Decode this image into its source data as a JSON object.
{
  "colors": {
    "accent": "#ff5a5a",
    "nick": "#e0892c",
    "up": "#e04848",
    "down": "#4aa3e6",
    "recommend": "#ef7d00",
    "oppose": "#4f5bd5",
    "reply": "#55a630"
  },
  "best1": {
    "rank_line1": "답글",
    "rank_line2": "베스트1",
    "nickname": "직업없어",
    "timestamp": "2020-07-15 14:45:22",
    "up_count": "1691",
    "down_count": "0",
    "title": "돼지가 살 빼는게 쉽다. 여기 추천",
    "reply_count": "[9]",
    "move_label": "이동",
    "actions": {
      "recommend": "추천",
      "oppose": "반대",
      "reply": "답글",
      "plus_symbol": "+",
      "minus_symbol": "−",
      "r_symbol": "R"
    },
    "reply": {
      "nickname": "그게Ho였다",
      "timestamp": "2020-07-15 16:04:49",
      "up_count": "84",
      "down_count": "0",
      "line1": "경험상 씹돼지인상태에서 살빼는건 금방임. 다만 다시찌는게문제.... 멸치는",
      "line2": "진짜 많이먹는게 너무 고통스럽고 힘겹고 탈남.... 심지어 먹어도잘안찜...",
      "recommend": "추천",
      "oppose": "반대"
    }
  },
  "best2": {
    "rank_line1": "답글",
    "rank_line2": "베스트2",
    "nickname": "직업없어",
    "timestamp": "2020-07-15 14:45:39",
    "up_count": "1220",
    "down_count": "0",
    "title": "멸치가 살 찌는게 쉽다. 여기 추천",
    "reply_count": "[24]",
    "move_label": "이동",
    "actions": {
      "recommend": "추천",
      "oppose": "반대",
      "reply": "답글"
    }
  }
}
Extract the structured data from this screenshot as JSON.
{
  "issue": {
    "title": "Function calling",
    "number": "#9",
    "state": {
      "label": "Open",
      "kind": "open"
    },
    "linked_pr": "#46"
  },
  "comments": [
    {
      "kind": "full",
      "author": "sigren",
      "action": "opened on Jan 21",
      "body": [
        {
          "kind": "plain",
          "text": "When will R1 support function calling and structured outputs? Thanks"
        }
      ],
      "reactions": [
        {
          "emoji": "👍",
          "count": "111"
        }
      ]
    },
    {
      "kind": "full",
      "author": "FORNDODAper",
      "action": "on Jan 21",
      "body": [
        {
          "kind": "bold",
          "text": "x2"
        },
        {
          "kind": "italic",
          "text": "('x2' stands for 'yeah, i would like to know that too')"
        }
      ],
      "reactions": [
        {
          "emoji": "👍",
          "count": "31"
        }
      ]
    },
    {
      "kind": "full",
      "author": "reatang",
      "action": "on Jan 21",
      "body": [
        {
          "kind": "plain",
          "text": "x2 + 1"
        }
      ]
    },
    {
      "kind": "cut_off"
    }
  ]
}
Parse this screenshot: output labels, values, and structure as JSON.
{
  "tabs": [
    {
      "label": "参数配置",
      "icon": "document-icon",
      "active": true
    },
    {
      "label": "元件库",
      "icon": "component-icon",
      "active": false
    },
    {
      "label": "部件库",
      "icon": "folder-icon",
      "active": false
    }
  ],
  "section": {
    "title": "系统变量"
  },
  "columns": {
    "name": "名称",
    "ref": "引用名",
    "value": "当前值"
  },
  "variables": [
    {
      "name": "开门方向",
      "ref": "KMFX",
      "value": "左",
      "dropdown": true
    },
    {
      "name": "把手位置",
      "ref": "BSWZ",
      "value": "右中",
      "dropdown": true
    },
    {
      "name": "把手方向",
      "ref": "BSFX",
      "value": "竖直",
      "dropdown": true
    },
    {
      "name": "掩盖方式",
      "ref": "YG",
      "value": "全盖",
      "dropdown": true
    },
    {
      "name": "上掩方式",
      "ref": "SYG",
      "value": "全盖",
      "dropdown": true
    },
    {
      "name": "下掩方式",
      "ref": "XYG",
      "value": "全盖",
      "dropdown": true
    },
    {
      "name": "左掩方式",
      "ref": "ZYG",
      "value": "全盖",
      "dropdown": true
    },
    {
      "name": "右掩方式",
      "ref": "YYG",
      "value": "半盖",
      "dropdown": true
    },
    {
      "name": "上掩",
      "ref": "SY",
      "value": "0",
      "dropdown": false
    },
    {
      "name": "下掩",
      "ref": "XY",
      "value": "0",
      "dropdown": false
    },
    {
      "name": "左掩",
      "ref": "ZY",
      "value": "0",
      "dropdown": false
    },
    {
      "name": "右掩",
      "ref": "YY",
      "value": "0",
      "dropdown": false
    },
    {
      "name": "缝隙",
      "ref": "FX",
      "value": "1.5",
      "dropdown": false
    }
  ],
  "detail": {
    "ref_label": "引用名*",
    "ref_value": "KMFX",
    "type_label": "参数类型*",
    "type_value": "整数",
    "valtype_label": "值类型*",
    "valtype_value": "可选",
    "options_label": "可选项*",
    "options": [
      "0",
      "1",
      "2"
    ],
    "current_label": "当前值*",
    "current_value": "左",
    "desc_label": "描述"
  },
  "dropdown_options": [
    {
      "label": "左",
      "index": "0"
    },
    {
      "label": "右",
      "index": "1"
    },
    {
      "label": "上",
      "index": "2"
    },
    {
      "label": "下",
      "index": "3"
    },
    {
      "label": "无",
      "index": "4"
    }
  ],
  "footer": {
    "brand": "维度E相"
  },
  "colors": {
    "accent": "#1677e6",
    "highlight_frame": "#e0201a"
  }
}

_ _ _

▸ STATED TASK:
Write out the entries in full, exactly as given.

▸ SOLUTION:
Decode this image into its source data as a JSON object.
{
  "colors": {
    "accent": "#ff5a5a",
    "nick": "#e0892c",
    "up": "#e04848",
    "down": "#4aa3e6",
    "recommend": "#ef7d00",
    "oppose": "#4f5bd5",
    "reply": "#55a630"
  },
  "best1": {
    "rank_line1": "답글",
    "rank_line2": "베스트1",
    "nickname": "직업없어",
    "timestamp": "2020-07-15 14:45:22",
    "up_count": "1691",
    "down_count": "0",
    "title": "돼지가 살 빼는게 쉽다. 여기 추천",
    "reply_count": "[9]",
    "move_label": "이동",
    "actions": {
      "recommend": "추천",
      "oppose": "반대",
      "reply": "답글",
      "plus_symbol": "+",
      "minus_symbol": "−",
      "r_symbol": "R"
    },
    "reply": {
      "nickname": "그게Ho였다",
      "timestamp": "2020-07-15 16:04:49",
      "up_count": "84",
      "down_count": "0",
      "line1": "경험상 씹돼지인상태에서 살빼는건 금방임. 다만 다시찌는게문제.... 멸치는",
      "line2": "진짜 많이먹는게 너무 고통스럽고 힘겹고 탈남.... 심지어 먹어도잘안찜...",
      "recommend": "추천",
      "oppose": "반대"
    }
  },
  "best2": {
    "rank_line1": "답글",
    "rank_line2": "베스트2",
    "nickname": "직업없어",
    "timestamp": "2020-07-15 14:45:39",
    "up_count": "1220",
    "down_count": "0",
    "title": "멸치가 살 찌는게 쉽다. 여기 추천",
    "reply_count": "[24]",
    "move_label": "이동",
    "actions": {
      "recommend": "추천",
      "oppose": "반대",
      "reply": "답글"
    }
  }
}
Extract the structured data from this screenshot as JSON.
{
  "issue": {
    "title": "Function calling",
    "number": "#9",
    "state": {
      "label": "Open",
      "kind": "open"
    },
    "linked_pr": "#46"
  },
  "comments": [
    {
      "kind": "full",
      "author": "sigren",
      "action": "opened on Jan 21",
      "body": [
        {
          "kind": "plain",
          "text": "When will R1 support function calling and structured outputs? Thanks"
        }
      ],
      "reactions": [
        {
          "emoji": "👍",
          "count": "111"
        }
      ]
    },
    {
      "kind": "full",
      "author": "FORNDODAper",
      "action": "on Jan 21",
      "body": [
        {
          "kind": "bold",
          "text": "x2"
        },
        {
          "kind": "italic",
          "text": "('x2' stands for 'yeah, i would like to know that too')"
        }
      ],
      "reactions": [
        {
          "emoji": "👍",
          "count": "31"
        }
      ]
    },
    {
      "kind": "full",
      "author": "reatang",
      "action": "on Jan 21",
      "body": [
        {
          "kind": "plain",
          "text": "x2 + 1"
        }
      ]
    },
    {
      "kind": "cut_off"
    }
  ]
}
Parse this screenshot: output labels, values, and structure as JSON.
{
  "tabs": [
    {
      "label": "参数配置",
      "icon": "document-icon",
      "active": true
    },
    {
      "label": "元件库",
      "icon": "component-icon",
      "active": false
    },
    {
      "label": "部件库",
      "icon": "folder-icon",
      "active": false
    }
  ],
  "section": {
    "title": "系统变量"
  },
  "columns": {
    "name": "名称",
    "ref": "引用名",
    "value": "当前值"
  },
  "variables": [
    {
      "name": "开门方向",
      "ref": "KMFX",
      "value": "左",
      "dropdown": true
    },
    {
      "name": "把手位置",
      "ref": "BSWZ",
      "value": "右中",
      "dropdown": true
    },
    {
      "name": "把手方向",
      "ref": "BSFX",
      "value": "竖直",
      "dropdown": true
    },
    {
      "name": "掩盖方式",
      "ref": "YG",
      "value": "全盖",
      "dropdown": true
    },
    {
      "name": "上掩方式",
      "ref": "SYG",
      "value": "全盖",
      "dropdown": true
    },
    {
      "name": "下掩方式",
      "ref": "XYG",
      "value": "全盖",
      "dropdown": true
    },
    {
      "name": "左掩方式",
      "ref": "ZYG",
      "value": "全盖",
      "dropdown": true
    },
    {
      "name": "右掩方式",
      "ref": "YYG",
      "value": "半盖",
      "dropdown": true
    },
    {
      "name": "上掩",
      "ref": "SY",
      "value": "0",
      "dropdown": false
    },
    {
      "name": "下掩",
      "ref": "XY",
      "value": "0",
      "dropdown": false
    },
    {
      "name": "左掩",
      "ref": "ZY",
      "value": "0",
      "dropdown": false
    },
    {
      "name": "右掩",
      "ref": "YY",
      "value": "0",
      "dropdown": false
    },
    {
      "name": "缝隙",
      "ref": "FX",
      "value": "1.5",
      "dropdown": false
    }
  ],
  "detail": {
    "ref_label": "引用名*",
    "ref_value": "KMFX",
    "type_label": "参数类型*",
    "type_value": "整数",
    "valtype_label": "值类型*",
    "valtype_value": "可选",
    "options_label": "可选项*",
    "options": [
      "0",
      "1",
      "2"
    ],
    "current_label": "当前值*",
    "current_value": "左",
    "desc_label": "描述"
  },
  "dropdown_options": [
    {
      "label": "左",
      "index": "0"
    },
    {
      "label": "右",
      "index": "1"
    },
    {
      "label": "上",
      "index": "2"
    },
    {
      "label": "下",
      "index": "3"
    },
    {
      "label": "无",
      "index": "4"
    }
  ],
  "footer": {
    "brand": "维度E相"
  },
  "colors": {
    "accent": "#1677e6",
    "highlight_frame": "#e0201a"
  }
}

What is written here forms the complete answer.